*Provided passage*:
>> begin

LM: Often times people hear or read that "There is nothing to do, things are perfect as they are." But this can bring about an experience of hopelessness and despair, because people know they are suffering and "doing nothing" sounds irrelevant or counterproductive. There is a space in which there is nothing we need to do, that is alive, vibrant, conscious, and completely full, but to introduce this as a possibility when people simply can't hear it is stupid and even cruel.

Penny: It is certainly helpful if there is congruence between what we suggest as a possibility and someone's capacity to implement it. There is no point in suggesting that someone should do something that they can't do, since this can make them feel more inadequate.

LM: I agree. So can you work be learned?

Penny: Well, yes and no. It seems that we can become more familiar with an experience of our original, preconditioned mind. Generally, we can't just fall into that experience at will because fear and other emotions often arise in the face of uncertainty. You could say, we learn how to unlearn, or acquire skill in entering that state of not knowing, by realizing that there is nothing to know, and nothing not to know.

LM: Yes, your work does do that. It supports the experience of not-knowing, whereas nearly everything else supports our need to know.

Penny: A rich set of distinctions and sensitivities sit in the background of our work, even when we are in a shared space in which there is nothing to do, or understand. These distinctions are present as a transparent set of possibilities that guide our interactions with people in a way that continues to keep the space open. At the same time we experience that we aren't doing anything special at all.

>> end

[Source data]
>> begin

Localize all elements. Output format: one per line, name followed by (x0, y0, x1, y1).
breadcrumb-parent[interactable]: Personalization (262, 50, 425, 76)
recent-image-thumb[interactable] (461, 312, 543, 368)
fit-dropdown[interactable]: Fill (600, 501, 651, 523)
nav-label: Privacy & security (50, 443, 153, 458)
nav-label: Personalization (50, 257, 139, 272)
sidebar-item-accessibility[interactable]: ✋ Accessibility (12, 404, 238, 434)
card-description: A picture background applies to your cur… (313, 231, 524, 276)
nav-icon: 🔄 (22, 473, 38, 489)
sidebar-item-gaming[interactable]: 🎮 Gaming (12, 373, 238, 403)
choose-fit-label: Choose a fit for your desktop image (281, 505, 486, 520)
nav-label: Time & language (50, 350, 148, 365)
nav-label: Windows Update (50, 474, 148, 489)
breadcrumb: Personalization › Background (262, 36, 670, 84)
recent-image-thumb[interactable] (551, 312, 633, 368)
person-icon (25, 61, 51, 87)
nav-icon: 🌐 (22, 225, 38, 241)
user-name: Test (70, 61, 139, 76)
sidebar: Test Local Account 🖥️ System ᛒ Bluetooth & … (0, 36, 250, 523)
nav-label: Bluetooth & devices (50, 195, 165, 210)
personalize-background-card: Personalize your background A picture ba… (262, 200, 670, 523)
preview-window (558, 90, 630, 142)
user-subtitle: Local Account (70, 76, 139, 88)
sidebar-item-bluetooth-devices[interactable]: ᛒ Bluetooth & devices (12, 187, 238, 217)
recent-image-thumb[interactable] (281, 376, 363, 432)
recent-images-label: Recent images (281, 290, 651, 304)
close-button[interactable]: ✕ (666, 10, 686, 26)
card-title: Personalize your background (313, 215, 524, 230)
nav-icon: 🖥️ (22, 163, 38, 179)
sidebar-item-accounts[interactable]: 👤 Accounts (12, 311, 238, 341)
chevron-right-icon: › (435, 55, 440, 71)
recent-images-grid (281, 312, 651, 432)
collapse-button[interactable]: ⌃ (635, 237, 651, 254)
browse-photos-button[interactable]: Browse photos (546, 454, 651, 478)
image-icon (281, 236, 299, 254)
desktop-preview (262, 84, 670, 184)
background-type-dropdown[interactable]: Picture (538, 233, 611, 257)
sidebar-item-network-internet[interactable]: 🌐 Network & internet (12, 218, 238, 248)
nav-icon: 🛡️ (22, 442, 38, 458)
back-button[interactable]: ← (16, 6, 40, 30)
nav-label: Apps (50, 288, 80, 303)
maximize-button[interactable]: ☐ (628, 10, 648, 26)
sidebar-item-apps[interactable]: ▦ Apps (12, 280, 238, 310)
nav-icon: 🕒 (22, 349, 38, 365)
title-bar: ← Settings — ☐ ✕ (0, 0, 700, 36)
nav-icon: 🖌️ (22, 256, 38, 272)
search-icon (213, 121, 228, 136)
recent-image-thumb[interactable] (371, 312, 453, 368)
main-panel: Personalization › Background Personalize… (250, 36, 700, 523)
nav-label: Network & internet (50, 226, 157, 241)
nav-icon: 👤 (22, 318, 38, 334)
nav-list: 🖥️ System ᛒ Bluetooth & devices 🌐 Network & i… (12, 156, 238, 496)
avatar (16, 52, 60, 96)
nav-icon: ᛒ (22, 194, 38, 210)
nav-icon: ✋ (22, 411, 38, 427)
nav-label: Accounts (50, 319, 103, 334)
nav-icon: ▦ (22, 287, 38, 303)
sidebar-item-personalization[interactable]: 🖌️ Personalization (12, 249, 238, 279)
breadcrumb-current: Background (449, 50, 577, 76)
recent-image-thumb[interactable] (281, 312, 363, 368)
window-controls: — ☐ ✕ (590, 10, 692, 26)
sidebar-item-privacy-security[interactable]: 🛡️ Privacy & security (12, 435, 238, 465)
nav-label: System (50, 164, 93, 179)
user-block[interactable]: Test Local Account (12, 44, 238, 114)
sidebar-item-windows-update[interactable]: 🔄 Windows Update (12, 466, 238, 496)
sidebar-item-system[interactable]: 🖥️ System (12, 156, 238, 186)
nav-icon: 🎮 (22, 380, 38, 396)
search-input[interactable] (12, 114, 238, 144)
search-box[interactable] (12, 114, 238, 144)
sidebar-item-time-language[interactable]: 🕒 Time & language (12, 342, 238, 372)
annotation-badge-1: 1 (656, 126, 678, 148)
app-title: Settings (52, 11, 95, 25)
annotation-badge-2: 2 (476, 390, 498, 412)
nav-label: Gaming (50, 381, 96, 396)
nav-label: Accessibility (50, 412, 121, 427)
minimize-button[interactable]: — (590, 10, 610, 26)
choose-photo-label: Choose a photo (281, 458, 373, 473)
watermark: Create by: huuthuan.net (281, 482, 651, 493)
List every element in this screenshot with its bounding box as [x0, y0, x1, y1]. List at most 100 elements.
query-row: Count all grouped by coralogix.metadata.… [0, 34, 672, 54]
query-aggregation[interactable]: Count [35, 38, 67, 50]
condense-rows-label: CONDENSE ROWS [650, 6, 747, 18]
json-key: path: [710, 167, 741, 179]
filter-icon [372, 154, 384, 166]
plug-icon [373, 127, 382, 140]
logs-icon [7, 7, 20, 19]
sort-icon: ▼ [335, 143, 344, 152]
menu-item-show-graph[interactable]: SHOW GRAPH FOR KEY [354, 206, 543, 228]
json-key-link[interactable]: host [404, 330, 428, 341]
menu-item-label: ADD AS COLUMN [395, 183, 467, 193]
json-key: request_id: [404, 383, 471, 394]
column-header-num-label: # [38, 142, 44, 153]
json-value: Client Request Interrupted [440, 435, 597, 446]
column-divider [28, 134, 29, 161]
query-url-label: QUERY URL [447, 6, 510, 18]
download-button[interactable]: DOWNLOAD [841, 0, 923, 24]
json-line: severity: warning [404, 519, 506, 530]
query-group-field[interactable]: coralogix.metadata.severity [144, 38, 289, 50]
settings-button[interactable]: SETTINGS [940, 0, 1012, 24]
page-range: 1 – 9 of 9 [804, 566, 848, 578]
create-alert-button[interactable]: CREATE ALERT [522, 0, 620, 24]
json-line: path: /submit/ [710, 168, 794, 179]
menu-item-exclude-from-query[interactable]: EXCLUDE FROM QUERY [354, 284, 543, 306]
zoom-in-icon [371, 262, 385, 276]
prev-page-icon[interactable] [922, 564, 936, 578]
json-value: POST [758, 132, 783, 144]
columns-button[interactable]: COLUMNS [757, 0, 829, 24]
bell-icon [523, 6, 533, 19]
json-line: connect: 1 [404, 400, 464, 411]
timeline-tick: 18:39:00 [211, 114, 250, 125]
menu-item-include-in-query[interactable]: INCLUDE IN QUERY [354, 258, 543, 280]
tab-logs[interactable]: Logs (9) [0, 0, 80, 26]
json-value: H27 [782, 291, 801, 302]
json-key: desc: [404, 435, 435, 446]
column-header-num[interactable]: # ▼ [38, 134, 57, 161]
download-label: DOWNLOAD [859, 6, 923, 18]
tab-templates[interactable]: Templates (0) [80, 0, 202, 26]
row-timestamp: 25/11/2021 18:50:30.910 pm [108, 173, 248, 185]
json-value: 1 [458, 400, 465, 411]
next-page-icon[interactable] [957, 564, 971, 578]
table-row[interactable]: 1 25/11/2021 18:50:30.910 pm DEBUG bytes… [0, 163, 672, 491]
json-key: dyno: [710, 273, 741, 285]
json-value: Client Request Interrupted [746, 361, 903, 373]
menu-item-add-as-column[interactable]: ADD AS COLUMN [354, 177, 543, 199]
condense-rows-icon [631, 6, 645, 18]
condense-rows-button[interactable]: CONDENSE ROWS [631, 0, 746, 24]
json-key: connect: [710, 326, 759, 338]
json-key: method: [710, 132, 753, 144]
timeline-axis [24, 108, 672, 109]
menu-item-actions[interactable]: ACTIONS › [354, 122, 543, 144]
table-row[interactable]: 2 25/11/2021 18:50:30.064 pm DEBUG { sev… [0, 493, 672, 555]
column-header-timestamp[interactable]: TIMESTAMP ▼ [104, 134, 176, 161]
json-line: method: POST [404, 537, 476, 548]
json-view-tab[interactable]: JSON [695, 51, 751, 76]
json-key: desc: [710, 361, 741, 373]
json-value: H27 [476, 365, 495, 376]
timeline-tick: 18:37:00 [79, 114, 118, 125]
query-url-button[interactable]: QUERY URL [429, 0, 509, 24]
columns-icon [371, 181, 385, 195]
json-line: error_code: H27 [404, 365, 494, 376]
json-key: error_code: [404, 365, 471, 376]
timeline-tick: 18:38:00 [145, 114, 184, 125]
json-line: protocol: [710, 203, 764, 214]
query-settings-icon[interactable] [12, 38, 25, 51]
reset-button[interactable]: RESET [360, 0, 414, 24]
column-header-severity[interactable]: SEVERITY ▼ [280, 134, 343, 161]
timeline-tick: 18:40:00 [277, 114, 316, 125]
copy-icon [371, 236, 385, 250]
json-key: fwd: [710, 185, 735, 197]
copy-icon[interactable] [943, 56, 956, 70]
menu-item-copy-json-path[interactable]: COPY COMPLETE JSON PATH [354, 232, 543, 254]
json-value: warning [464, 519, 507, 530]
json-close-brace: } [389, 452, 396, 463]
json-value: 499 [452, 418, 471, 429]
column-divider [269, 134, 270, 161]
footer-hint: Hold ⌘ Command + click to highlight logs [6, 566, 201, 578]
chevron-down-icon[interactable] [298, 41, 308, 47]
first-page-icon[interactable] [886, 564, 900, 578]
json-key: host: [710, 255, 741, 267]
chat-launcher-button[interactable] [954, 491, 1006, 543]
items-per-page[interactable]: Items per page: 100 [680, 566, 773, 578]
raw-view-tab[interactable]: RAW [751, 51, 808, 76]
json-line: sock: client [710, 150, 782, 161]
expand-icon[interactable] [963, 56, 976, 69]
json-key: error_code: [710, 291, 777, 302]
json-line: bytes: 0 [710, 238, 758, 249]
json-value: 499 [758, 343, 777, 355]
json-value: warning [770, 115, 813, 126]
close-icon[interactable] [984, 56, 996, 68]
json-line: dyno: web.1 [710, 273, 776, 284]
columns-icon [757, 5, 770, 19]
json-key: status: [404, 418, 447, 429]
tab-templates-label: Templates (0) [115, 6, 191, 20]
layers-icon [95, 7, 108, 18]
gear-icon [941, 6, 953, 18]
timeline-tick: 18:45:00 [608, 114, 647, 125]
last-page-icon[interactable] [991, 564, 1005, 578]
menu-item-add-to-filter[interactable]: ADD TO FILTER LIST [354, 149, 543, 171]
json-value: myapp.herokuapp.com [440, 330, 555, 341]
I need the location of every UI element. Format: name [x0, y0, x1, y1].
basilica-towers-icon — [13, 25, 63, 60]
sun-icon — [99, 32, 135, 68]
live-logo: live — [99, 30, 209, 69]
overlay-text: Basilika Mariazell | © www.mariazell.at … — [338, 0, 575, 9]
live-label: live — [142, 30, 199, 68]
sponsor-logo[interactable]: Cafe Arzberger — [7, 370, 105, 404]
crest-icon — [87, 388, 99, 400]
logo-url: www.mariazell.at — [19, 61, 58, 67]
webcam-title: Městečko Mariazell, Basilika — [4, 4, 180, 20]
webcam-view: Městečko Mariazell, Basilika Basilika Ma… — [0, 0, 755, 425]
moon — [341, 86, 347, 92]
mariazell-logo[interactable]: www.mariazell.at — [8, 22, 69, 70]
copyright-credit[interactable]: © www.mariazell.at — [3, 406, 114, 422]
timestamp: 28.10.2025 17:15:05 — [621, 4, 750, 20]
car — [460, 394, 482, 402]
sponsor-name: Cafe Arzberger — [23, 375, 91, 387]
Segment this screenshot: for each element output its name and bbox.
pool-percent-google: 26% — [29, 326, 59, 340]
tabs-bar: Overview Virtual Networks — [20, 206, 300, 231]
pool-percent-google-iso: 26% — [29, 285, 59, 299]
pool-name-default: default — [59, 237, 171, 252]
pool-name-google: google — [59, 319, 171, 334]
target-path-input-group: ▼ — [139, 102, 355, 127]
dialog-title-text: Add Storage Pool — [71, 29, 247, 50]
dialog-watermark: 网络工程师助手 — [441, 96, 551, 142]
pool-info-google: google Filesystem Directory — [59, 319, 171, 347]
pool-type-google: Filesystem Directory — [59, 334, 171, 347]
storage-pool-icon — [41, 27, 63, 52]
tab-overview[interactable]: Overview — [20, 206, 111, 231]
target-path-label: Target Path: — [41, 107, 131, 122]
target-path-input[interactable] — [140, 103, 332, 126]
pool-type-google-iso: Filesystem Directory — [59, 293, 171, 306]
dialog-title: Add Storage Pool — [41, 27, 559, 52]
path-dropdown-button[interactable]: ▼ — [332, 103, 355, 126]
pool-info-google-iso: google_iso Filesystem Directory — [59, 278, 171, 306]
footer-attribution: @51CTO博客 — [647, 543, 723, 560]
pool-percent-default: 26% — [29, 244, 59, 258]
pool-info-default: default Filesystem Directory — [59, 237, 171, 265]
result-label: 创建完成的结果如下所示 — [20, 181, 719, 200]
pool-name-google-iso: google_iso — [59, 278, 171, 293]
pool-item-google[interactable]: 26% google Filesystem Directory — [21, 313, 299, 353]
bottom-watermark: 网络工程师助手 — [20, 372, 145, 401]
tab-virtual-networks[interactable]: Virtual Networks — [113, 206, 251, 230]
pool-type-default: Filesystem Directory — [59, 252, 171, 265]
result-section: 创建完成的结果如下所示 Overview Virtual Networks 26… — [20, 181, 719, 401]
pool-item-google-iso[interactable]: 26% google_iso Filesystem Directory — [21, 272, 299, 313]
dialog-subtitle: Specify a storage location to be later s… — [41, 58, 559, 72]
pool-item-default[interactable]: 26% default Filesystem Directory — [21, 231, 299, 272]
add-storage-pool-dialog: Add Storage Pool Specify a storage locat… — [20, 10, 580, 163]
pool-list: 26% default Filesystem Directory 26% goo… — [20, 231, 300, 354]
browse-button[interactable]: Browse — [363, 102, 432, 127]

>> end

*Job 1*: In the interview, what does Penny say we learn how to do?
*Job 2*: Reproduce the interview from "LM: Yes, your" up to and including "special at all.".
*Job 3*: Proceed with the interview from the point where it stops.

*Result 1*: We learn how to unlearn.

*Result 2*:
LM: Yes, your work does do that. It supports the experience of not-knowing, whereas nearly everything else supports our need to know.

Penny: A rich set of distinctions and sensitivities sit in the background of our work, even when we are in a shared space in which there is nothing to do, or understand. These distinctions are present as a transparent set of possibilities that guide our interactions with people in a way that continues to keep the space open. At the same time we experience that we aren't doing anything special at all.

*Result 3*:
JW: Yes. And in my experience so far, your work is unique. I don't know of anyone who is doing anything quite like this. Nothing as sophisticated anyway.

LM: Any fixed construction of reality will limit your capacity to be in that space of an infinitely textured openness. For example, believing that you have "something" to teach will distort that space.

Peter: In a sense nothing can distort the space, because the space doesn't exist. The space is the container for whatever thoughts, feelings and perceptions are arising within it. But yes, if we believe that we have something, or nothing to offer, we introduce an agenda into the space in the sense that we push it in the direction of being purposeful, or purposeless. Consequently, we check any tendency to get wired up, or even enthusiastic, thinking that we need to communicate something to someone. But nor do we sit around like stuffed zombies, thinking that we have nothing to say, or do. As you know, our work can shift quite quickly from being very animated to very serene.

JW: Something I've noticed in working with you is that when I see that I am holding what I'm thinking to be true, a space opens up in which everything that is occurring-my body, my voice, other people's bodies and voices, and the space between us-is composed of the same emptiness. Can you say something about that. Should I deconstruct that?

Peter: Deconstruct what? You now are doing what you have just described. You are holding your interpretation about things occurring as an expression of the same fundamental emptiness, as being true, or at least meaningful. Your interpretation comes out of a residual energy to know that is happening. Some level of intellectual inquiry is still entering this space. And as you know, this can settle into an experience in which there is nothing that needs to be understood, because there is nothing to understand. Skill is needed in being able to recognize that state, to point it out, without stimulating any need to interpret it.

JW: It is easy to overlook it.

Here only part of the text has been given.